THE TASK — Leaving out the pictures, please retype each record exactly.

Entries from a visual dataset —
== == ==

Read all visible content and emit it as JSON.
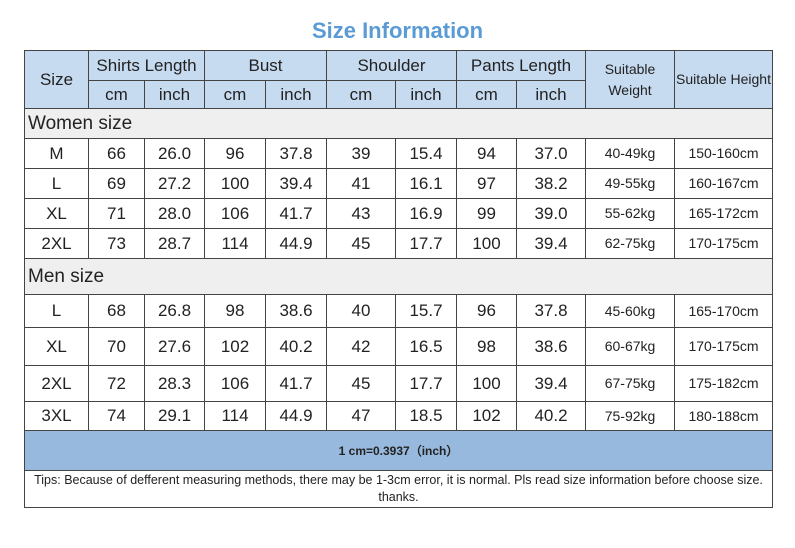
{
  "title": "Size Information",
  "table": {
    "header": {
      "size": "Size",
      "groups": [
        {
          "name": "Shirts Length",
          "units": [
            "cm",
            "inch"
          ]
        },
        {
          "name": "Bust",
          "units": [
            "cm",
            "inch"
          ]
        },
        {
          "name": "Shoulder",
          "units": [
            "cm",
            "inch"
          ]
        },
        {
          "name": "Pants Length",
          "units": [
            "cm",
            "inch"
          ]
        }
      ],
      "weight": "Suitable Weight",
      "height": "Suitable Height"
    },
    "sections": [
      {
        "name": "Women size",
        "rows": [
          [
            "M",
            "66",
            "26.0",
            "96",
            "37.8",
            "39",
            "15.4",
            "94",
            "37.0",
            "40-49kg",
            "150-160cm"
          ],
          [
            "L",
            "69",
            "27.2",
            "100",
            "39.4",
            "41",
            "16.1",
            "97",
            "38.2",
            "49-55kg",
            "160-167cm"
          ],
          [
            "XL",
            "71",
            "28.0",
            "106",
            "41.7",
            "43",
            "16.9",
            "99",
            "39.0",
            "55-62kg",
            "165-172cm"
          ],
          [
            "2XL",
            "73",
            "28.7",
            "114",
            "44.9",
            "45",
            "17.7",
            "100",
            "39.4",
            "62-75kg",
            "170-175cm"
          ]
        ]
      },
      {
        "name": "Men size",
        "rows": [
          [
            "L",
            "68",
            "26.8",
            "98",
            "38.6",
            "40",
            "15.7",
            "96",
            "37.8",
            "45-60kg",
            "165-170cm"
          ],
          [
            "XL",
            "70",
            "27.6",
            "102",
            "40.2",
            "42",
            "16.5",
            "98",
            "38.6",
            "60-67kg",
            "170-175cm"
          ],
          [
            "2XL",
            "72",
            "28.3",
            "106",
            "41.7",
            "45",
            "17.7",
            "100",
            "39.4",
            "67-75kg",
            "175-182cm"
          ],
          [
            "3XL",
            "74",
            "29.1",
            "114",
            "44.9",
            "47",
            "18.5",
            "102",
            "40.2",
            "75-92kg",
            "180-188cm"
          ]
        ]
      }
    ],
    "conversion": "1 cm=0.3937（inch）",
    "tips": "Tips: Because of defferent measuring methods, there may be 1-3cm error, it is normal. Pls read size information before choose size. thanks."
  }
}
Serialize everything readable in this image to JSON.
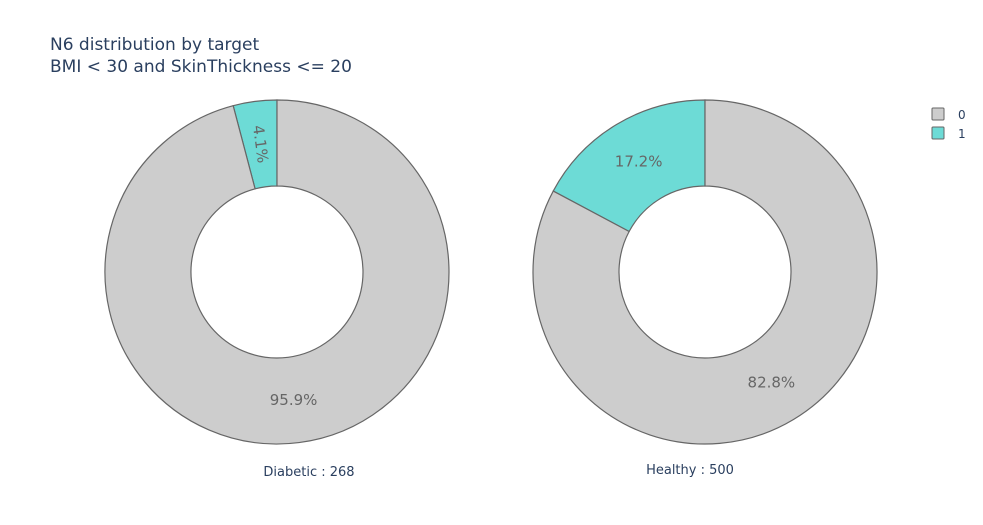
{
  "chart_data": {
    "type": "pie",
    "title": "N6 distribution by target",
    "subtitle": "BMI < 30 and SkinThickness <= 20",
    "legend": {
      "placement": "top-right",
      "entries": [
        {
          "name": "0",
          "color": "#cdcdcd"
        },
        {
          "name": "1",
          "color": "#6ddbd6"
        }
      ]
    },
    "colors": {
      "slice_0": "#cdcdcd",
      "slice_1": "#6ddbd6",
      "stroke": "#666666",
      "label_text": "#666666",
      "title_text": "#2a3f5f"
    },
    "pies": [
      {
        "label": "Diabetic : 268",
        "slices": [
          {
            "category": "0",
            "percent": 95.9,
            "label": "95.9%"
          },
          {
            "category": "1",
            "percent": 4.1,
            "label": "4.1%"
          }
        ]
      },
      {
        "label": "Healthy : 500",
        "slices": [
          {
            "category": "0",
            "percent": 82.8,
            "label": "82.8%"
          },
          {
            "category": "1",
            "percent": 17.2,
            "label": "17.2%"
          }
        ]
      }
    ]
  }
}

== == ==

REPLY TO THE TASK —
Read all visible content and emit it as JSON.
{
  "title": "Size Information",
  "table": {
    "header": {
      "size": "Size",
      "groups": [
        {
          "name": "Shirts Length",
          "units": [
            "cm",
            "inch"
          ]
        },
        {
          "name": "Bust",
          "units": [
            "cm",
            "inch"
          ]
        },
        {
          "name": "Shoulder",
          "units": [
            "cm",
            "inch"
          ]
        },
        {
          "name": "Pants Length",
          "units": [
            "cm",
            "inch"
          ]
        }
      ],
      "weight": "Suitable Weight",
      "height": "Suitable Height"
    },
    "sections": [
      {
        "name": "Women size",
        "rows": [
          [
            "M",
            "66",
            "26.0",
            "96",
            "37.8",
            "39",
            "15.4",
            "94",
            "37.0",
            "40-49kg",
            "150-160cm"
          ],
          [
            "L",
            "69",
            "27.2",
            "100",
            "39.4",
            "41",
            "16.1",
            "97",
            "38.2",
            "49-55kg",
            "160-167cm"
          ],
          [
            "XL",
            "71",
            "28.0",
            "106",
            "41.7",
            "43",
            "16.9",
            "99",
            "39.0",
            "55-62kg",
            "165-172cm"
          ],
          [
            "2XL",
            "73",
            "28.7",
            "114",
            "44.9",
            "45",
            "17.7",
            "100",
            "39.4",
            "62-75kg",
            "170-175cm"
          ]
        ]
      },
      {
        "name": "Men size",
        "rows": [
          [
            "L",
            "68",
            "26.8",
            "98",
            "38.6",
            "40",
            "15.7",
            "96",
            "37.8",
            "45-60kg",
            "165-170cm"
          ],
          [
            "XL",
            "70",
            "27.6",
            "102",
            "40.2",
            "42",
            "16.5",
            "98",
            "38.6",
            "60-67kg",
            "170-175cm"
          ],
          [
            "2XL",
            "72",
            "28.3",
            "106",
            "41.7",
            "45",
            "17.7",
            "100",
            "39.4",
            "67-75kg",
            "175-182cm"
          ],
          [
            "3XL",
            "74",
            "29.1",
            "114",
            "44.9",
            "47",
            "18.5",
            "102",
            "40.2",
            "75-92kg",
            "180-188cm"
          ]
        ]
      }
    ],
    "conversion": "1 cm=0.3937（inch）",
    "tips": "Tips: Because of defferent measuring methods, there may be 1-3cm error, it is normal. Pls read size information before choose size. thanks."
  }
}
Serialize everything readable in this image to JSON.
{
  "chart_data": {
    "type": "pie",
    "title": "N6 distribution by target",
    "subtitle": "BMI < 30 and SkinThickness <= 20",
    "legend": {
      "placement": "top-right",
      "entries": [
        {
          "name": "0",
          "color": "#cdcdcd"
        },
        {
          "name": "1",
          "color": "#6ddbd6"
        }
      ]
    },
    "colors": {
      "slice_0": "#cdcdcd",
      "slice_1": "#6ddbd6",
      "stroke": "#666666",
      "label_text": "#666666",
      "title_text": "#2a3f5f"
    },
    "pies": [
      {
        "label": "Diabetic : 268",
        "slices": [
          {
            "category": "0",
            "percent": 95.9,
            "label": "95.9%"
          },
          {
            "category": "1",
            "percent": 4.1,
            "label": "4.1%"
          }
        ]
      },
      {
        "label": "Healthy : 500",
        "slices": [
          {
            "category": "0",
            "percent": 82.8,
            "label": "82.8%"
          },
          {
            "category": "1",
            "percent": 17.2,
            "label": "17.2%"
          }
        ]
      }
    ]
  }
}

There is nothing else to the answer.